▶ Short task
Please reproduce, word for word, the stretch from the start of the dataset entries through the line that contains "bar xyxy=(591,370,596,429)", including that line.

Dataset entries:
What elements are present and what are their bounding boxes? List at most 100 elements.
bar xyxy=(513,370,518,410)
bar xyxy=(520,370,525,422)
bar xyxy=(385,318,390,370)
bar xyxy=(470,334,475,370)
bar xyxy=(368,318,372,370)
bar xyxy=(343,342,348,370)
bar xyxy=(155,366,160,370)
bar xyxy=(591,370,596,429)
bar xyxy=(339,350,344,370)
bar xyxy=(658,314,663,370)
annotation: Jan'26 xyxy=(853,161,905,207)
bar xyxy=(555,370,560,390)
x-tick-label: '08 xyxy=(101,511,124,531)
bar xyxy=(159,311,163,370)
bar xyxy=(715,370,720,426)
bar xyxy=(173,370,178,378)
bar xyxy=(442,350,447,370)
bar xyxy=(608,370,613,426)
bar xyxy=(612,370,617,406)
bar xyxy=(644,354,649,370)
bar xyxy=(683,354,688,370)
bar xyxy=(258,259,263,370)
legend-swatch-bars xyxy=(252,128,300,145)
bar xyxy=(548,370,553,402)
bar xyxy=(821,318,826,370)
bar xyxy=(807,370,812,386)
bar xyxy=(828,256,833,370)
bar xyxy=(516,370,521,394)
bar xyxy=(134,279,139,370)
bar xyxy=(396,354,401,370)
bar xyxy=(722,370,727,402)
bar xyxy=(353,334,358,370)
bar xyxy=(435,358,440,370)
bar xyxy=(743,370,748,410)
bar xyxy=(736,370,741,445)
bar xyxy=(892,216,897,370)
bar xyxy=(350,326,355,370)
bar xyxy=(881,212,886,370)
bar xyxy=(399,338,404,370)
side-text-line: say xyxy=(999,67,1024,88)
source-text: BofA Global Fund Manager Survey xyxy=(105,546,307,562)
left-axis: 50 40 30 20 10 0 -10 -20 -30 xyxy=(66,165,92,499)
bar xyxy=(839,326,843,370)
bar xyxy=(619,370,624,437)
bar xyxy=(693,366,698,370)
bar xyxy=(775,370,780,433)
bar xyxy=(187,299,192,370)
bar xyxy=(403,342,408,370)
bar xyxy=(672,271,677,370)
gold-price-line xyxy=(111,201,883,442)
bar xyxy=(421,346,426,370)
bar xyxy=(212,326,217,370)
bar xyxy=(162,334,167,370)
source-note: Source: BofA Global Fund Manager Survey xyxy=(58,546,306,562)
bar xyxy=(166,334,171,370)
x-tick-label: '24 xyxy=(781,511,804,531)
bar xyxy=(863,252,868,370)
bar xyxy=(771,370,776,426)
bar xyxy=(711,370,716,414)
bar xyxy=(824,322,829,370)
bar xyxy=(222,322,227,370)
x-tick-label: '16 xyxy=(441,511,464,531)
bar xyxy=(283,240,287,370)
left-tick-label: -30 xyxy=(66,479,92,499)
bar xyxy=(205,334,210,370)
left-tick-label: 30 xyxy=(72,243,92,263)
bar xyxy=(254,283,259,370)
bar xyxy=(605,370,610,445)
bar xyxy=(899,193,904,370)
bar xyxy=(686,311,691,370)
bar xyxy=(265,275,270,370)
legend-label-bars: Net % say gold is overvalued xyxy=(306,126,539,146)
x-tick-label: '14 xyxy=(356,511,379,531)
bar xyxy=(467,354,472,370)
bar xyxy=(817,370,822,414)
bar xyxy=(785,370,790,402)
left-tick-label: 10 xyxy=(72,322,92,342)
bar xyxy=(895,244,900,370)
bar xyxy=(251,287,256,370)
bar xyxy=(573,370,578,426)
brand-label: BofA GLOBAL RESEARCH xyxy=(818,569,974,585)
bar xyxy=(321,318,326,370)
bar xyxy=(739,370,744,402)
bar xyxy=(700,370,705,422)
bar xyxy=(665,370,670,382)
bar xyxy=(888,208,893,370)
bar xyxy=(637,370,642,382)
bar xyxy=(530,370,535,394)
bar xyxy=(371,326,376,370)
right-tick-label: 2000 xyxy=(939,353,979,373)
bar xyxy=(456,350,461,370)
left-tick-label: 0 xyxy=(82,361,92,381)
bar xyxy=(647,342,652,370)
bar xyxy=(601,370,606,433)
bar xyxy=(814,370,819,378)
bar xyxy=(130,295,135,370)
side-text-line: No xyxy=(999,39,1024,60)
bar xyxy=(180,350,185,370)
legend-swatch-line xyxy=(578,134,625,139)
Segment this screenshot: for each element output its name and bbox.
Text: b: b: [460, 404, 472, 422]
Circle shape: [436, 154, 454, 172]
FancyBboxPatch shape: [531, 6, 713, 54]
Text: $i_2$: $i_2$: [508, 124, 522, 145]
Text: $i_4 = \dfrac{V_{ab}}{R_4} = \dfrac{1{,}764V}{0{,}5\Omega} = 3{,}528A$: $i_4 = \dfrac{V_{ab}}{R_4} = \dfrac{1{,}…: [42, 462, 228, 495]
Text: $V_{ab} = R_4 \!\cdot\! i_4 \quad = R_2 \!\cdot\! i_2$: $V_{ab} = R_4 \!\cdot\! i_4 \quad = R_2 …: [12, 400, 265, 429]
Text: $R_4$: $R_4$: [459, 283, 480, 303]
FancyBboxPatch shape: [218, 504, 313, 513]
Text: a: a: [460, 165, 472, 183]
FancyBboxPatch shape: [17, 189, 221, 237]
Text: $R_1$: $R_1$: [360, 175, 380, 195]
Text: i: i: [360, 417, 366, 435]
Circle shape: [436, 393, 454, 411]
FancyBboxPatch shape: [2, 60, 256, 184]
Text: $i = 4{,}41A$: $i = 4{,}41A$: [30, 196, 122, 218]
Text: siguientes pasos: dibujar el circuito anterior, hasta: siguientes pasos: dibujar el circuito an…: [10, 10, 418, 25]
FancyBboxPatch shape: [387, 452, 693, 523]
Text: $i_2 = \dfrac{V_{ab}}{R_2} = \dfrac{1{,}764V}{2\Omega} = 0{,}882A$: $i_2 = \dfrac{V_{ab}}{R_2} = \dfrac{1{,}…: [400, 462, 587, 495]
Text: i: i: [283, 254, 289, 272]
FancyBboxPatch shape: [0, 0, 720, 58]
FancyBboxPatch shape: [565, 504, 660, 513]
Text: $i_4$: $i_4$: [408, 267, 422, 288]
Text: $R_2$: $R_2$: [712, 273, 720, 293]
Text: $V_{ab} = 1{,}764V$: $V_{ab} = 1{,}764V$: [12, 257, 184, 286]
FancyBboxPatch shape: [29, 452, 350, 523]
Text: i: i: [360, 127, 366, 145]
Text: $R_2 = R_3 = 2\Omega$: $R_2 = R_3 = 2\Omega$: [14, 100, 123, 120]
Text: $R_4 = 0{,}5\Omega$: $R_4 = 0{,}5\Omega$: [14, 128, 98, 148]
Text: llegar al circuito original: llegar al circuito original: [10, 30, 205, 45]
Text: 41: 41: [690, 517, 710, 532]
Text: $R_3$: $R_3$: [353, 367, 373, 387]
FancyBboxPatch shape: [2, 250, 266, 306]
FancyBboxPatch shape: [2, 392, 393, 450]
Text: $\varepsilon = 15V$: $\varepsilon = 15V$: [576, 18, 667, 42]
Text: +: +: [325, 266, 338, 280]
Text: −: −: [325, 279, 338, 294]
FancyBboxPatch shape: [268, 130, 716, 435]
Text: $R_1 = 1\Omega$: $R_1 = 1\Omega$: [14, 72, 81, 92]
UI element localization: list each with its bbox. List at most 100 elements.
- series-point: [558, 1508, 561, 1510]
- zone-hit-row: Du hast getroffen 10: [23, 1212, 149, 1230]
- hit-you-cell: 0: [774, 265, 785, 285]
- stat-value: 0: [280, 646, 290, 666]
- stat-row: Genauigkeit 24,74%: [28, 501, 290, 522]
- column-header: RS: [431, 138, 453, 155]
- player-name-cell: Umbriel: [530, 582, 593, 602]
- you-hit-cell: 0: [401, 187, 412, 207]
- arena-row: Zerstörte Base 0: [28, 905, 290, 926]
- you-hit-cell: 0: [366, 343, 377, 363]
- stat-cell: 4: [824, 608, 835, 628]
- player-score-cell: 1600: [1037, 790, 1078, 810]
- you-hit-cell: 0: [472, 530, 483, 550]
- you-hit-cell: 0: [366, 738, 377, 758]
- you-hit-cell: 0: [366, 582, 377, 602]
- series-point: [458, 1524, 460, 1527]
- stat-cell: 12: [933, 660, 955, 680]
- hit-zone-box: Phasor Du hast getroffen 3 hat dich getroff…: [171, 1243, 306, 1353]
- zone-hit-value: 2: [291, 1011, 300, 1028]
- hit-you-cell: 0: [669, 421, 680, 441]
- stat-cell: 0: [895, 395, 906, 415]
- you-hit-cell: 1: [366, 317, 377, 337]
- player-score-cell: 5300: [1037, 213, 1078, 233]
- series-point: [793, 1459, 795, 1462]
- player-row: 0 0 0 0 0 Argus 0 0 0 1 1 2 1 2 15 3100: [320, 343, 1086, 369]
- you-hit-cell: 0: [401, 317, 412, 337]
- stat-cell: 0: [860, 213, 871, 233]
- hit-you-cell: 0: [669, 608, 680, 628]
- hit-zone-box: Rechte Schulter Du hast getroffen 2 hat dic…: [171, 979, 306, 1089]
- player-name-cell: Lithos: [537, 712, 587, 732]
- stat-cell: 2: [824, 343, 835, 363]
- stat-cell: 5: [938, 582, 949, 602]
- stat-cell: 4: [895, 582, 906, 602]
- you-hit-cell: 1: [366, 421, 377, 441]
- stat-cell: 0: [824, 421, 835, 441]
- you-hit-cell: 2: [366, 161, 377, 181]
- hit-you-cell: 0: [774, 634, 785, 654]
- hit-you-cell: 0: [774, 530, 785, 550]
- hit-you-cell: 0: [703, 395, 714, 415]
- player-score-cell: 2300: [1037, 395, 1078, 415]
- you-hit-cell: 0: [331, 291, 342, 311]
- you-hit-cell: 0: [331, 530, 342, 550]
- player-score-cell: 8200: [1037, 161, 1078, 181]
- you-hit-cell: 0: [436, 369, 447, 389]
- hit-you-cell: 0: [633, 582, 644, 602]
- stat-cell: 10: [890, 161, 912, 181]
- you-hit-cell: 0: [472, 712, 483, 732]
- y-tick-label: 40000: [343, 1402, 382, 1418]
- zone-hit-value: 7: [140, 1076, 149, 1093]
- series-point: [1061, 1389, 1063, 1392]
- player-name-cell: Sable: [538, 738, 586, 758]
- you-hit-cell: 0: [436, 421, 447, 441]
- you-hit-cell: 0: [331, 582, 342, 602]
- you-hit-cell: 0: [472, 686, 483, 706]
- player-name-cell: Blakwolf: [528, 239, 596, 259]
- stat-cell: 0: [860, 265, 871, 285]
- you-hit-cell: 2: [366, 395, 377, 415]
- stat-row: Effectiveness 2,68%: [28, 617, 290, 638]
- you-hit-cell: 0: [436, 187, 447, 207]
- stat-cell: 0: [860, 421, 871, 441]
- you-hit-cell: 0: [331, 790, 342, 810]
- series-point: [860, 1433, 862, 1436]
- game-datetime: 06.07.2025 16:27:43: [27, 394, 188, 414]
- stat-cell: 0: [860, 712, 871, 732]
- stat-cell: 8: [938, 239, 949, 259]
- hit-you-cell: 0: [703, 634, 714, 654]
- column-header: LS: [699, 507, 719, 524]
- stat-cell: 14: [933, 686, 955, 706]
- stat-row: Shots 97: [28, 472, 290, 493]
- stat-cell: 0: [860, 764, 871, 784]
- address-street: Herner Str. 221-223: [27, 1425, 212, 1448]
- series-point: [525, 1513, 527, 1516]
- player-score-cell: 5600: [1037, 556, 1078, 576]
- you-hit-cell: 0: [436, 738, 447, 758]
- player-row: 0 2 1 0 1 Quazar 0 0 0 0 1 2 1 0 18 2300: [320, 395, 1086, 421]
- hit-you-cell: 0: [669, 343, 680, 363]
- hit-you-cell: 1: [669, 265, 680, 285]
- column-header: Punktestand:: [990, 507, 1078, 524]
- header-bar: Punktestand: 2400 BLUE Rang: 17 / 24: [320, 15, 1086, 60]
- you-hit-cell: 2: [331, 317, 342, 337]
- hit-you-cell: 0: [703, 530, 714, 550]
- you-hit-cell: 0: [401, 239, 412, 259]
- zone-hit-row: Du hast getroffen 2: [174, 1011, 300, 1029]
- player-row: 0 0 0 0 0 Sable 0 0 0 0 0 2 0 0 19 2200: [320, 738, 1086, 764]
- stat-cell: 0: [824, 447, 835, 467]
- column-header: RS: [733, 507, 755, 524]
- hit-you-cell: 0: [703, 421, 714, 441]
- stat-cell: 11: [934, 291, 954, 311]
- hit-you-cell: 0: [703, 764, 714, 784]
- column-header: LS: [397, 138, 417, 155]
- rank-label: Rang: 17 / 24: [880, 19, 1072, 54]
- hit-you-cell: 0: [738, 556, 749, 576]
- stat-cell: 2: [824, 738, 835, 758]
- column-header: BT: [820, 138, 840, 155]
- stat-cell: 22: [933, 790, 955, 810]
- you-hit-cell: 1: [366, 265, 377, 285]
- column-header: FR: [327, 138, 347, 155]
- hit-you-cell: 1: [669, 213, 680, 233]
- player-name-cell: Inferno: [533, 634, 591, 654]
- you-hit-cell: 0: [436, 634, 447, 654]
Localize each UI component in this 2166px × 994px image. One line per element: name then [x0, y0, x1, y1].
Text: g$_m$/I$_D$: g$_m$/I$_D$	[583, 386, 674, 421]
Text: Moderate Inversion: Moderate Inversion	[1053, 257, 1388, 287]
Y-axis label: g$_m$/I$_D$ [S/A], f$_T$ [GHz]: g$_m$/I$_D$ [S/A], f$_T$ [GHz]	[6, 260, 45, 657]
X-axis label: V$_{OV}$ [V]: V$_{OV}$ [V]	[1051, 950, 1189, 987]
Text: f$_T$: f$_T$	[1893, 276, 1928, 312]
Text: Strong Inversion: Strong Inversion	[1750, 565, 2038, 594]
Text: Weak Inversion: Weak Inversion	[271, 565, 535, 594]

▶ Result for this exercise
What elements are present and what are their bounding boxes? List at most 100 elements.
bar xyxy=(513,370,518,410)
bar xyxy=(520,370,525,422)
bar xyxy=(385,318,390,370)
bar xyxy=(470,334,475,370)
bar xyxy=(368,318,372,370)
bar xyxy=(343,342,348,370)
bar xyxy=(155,366,160,370)
bar xyxy=(591,370,596,429)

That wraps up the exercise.